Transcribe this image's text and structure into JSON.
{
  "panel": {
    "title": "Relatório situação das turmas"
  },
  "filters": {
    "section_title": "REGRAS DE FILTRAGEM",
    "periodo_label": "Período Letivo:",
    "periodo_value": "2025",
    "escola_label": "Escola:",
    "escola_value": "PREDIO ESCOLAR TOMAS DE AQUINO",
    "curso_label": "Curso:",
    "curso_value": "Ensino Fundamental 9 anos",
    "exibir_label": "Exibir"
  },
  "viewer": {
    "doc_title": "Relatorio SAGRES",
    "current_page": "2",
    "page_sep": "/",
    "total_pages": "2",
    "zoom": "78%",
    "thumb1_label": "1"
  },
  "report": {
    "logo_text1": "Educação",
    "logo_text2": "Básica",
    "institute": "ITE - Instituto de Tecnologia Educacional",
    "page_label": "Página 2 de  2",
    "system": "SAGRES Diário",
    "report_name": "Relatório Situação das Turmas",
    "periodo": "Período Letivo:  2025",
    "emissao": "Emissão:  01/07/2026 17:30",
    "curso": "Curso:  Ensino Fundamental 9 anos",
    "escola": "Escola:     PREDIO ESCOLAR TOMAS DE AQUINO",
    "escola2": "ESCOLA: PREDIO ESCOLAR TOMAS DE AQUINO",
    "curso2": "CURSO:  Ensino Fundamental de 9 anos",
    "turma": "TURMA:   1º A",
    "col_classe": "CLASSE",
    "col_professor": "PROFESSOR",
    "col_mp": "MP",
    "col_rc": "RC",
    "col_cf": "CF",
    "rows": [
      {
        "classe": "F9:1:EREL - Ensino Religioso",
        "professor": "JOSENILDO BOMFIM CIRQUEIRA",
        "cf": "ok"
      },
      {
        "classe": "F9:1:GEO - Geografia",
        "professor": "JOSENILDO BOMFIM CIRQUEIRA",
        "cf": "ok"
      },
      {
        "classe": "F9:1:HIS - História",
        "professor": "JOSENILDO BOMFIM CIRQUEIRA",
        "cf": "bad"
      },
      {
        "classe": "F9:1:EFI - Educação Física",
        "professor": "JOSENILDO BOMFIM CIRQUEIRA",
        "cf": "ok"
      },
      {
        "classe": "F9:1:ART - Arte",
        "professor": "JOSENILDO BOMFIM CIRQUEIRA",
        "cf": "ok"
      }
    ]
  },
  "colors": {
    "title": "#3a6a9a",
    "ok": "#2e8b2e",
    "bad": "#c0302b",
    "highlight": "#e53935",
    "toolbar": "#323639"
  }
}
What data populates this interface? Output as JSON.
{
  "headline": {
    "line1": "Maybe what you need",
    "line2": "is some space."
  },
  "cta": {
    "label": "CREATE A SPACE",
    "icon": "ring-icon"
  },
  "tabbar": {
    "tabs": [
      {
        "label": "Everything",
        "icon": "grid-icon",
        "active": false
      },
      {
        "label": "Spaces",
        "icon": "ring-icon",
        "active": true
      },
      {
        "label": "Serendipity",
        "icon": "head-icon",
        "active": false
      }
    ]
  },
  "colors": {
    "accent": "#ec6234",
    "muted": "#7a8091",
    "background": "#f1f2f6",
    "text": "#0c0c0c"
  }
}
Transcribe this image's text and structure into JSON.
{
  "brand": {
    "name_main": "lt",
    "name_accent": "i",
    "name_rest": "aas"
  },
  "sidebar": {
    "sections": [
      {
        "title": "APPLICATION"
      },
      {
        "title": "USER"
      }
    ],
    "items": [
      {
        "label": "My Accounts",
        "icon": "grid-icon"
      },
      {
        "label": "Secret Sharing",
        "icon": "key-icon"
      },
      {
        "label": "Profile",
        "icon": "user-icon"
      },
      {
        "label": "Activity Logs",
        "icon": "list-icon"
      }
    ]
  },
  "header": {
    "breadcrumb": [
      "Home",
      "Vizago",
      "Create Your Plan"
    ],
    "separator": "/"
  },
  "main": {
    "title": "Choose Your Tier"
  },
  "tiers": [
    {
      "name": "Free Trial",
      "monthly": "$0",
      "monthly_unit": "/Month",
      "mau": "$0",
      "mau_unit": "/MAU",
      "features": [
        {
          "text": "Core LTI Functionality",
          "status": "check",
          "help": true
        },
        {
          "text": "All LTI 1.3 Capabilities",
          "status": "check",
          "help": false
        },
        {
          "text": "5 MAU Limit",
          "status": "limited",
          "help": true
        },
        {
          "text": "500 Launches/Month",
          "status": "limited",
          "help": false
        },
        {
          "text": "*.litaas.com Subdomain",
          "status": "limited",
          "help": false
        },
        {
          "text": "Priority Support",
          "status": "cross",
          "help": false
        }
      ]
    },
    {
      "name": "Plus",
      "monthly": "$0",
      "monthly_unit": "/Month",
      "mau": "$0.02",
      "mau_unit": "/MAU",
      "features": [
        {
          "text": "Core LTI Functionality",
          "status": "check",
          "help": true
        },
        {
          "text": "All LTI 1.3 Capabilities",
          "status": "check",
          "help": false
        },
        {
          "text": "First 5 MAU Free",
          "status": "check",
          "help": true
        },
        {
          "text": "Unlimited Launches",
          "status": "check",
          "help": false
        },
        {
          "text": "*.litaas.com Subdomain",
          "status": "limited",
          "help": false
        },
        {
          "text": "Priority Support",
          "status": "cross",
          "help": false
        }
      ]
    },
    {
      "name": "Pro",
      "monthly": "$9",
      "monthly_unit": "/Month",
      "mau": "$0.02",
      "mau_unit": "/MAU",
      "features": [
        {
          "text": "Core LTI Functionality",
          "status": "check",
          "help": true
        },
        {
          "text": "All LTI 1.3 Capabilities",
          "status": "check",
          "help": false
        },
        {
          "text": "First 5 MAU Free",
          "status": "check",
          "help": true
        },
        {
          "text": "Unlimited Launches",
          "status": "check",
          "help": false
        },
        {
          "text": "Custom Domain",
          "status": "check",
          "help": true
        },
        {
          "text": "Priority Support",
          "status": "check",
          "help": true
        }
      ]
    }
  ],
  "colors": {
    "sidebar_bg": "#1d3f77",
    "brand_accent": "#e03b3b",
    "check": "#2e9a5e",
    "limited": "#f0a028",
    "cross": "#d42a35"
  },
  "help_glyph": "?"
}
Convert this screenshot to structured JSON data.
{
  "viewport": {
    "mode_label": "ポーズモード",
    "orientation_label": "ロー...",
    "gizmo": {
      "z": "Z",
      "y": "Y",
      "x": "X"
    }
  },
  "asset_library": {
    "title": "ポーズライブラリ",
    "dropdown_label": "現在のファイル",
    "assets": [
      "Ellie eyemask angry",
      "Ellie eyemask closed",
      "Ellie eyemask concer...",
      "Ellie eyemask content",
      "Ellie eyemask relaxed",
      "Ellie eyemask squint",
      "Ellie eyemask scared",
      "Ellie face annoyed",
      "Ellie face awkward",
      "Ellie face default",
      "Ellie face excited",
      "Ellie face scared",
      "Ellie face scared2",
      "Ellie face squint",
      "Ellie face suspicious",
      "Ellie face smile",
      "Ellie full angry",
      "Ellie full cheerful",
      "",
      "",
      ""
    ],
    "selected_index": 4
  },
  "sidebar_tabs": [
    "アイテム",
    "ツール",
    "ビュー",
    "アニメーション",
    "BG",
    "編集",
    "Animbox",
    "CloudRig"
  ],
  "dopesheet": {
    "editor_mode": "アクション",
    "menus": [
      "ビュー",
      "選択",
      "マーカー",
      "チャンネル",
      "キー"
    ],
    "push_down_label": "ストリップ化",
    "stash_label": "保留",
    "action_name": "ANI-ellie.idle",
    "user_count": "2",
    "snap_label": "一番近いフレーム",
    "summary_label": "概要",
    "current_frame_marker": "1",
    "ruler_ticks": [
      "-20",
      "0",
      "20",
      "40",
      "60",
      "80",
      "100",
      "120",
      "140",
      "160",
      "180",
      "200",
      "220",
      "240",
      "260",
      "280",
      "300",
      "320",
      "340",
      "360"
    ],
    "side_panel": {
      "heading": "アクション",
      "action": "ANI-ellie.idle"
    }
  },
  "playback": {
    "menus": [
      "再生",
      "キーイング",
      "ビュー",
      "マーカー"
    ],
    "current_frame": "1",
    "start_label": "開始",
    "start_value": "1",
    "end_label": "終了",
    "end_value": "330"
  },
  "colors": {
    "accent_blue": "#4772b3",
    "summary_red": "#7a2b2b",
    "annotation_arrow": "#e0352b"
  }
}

- - - -

■ WHAT THIS TASK INVOLVES ■
From the listing above, copy out each line where the word "SAGRES" appears.

■ PROBLEM SOLUTION ■
    "doc_title": "Relatorio SAGRES",
    "system": "SAGRES Diário",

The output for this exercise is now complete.